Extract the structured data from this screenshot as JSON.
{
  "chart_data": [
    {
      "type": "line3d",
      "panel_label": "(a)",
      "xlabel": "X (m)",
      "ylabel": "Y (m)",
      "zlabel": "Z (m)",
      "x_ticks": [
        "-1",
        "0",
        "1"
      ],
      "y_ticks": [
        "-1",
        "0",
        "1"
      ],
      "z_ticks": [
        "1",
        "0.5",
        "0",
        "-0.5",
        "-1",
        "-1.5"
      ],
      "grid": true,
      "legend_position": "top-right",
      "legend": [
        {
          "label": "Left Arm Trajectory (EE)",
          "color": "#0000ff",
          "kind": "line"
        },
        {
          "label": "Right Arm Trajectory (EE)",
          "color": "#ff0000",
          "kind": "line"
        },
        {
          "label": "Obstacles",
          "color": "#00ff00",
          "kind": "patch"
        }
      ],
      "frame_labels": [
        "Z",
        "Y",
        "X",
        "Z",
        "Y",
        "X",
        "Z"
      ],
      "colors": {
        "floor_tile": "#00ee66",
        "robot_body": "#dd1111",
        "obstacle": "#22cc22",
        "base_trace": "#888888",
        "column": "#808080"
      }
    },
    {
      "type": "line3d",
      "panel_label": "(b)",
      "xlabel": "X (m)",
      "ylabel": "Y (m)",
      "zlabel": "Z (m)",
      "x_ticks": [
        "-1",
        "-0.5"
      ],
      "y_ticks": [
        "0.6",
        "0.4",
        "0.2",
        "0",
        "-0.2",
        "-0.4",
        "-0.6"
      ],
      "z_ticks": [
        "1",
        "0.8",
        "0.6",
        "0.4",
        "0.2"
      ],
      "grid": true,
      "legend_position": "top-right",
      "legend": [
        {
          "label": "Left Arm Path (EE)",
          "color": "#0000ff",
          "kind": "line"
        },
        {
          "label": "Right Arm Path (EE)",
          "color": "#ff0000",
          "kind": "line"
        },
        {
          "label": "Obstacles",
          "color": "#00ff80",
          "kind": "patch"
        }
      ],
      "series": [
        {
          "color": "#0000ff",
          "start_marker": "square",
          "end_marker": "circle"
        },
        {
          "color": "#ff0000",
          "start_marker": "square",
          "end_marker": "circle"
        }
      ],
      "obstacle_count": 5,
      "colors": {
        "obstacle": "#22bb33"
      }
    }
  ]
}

■ ■ ■ ■ ■ ■ ■

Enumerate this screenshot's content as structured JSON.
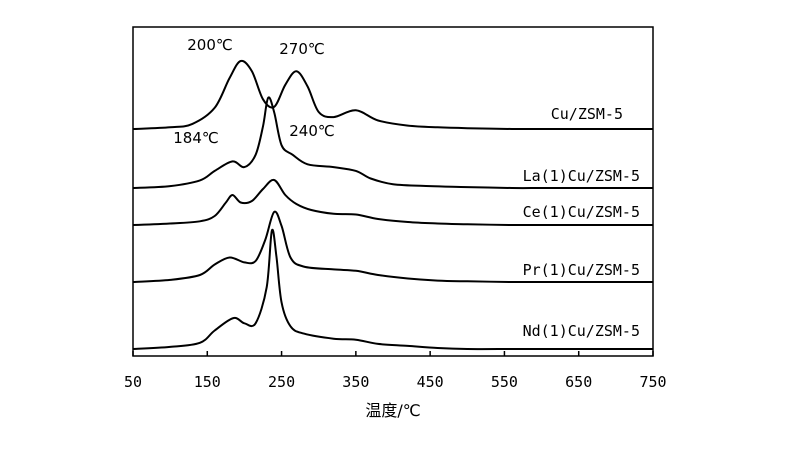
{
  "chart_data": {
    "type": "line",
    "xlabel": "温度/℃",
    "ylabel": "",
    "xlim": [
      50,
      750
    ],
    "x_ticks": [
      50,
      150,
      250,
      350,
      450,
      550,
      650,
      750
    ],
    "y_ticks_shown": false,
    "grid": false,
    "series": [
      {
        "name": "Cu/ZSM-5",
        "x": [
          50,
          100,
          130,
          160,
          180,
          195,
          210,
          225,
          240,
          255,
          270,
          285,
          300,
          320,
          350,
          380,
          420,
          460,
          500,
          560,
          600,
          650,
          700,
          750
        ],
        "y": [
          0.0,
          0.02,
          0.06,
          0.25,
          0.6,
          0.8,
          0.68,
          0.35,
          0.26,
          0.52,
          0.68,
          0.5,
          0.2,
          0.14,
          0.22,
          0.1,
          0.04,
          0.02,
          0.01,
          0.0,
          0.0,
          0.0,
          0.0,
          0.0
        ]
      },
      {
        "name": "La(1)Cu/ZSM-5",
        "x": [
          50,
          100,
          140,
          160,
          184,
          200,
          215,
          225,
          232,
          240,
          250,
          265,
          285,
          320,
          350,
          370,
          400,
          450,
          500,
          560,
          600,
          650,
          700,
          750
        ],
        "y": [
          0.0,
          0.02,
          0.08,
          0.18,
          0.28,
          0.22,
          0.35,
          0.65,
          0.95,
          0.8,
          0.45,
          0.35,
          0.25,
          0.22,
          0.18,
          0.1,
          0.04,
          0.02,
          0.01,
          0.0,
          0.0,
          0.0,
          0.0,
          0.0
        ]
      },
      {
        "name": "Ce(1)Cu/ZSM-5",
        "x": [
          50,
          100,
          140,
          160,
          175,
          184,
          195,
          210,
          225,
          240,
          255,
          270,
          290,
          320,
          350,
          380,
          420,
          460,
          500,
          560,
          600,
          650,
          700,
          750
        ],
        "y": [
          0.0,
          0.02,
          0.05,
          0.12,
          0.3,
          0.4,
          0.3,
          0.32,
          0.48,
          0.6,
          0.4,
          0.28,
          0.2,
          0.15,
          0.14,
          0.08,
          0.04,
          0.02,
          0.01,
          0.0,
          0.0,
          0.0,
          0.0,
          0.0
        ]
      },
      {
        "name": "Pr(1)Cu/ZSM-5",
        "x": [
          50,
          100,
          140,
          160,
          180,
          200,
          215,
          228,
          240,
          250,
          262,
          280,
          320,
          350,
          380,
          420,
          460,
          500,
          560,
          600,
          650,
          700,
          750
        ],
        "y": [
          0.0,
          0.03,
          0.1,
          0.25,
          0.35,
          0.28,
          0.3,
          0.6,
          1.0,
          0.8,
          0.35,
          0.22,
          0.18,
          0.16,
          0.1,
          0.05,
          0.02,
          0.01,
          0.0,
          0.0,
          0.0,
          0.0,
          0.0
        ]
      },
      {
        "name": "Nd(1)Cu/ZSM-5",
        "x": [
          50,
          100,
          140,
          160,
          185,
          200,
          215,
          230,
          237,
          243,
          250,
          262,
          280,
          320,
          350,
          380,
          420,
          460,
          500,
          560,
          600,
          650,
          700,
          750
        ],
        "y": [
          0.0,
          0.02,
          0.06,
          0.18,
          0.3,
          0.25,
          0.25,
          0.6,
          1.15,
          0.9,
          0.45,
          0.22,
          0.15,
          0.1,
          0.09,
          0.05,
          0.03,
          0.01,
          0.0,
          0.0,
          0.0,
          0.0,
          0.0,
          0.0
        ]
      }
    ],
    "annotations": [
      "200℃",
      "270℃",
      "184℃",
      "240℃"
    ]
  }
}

■ ■ ■ ■ ■ ■ ■

- [What to do]
For the listing above, identify each line bearing "screenshot".

- [Expected answer]
Extract the structured data from this screenshot as JSON.
Enumerate this screenshot's content as structured JSON.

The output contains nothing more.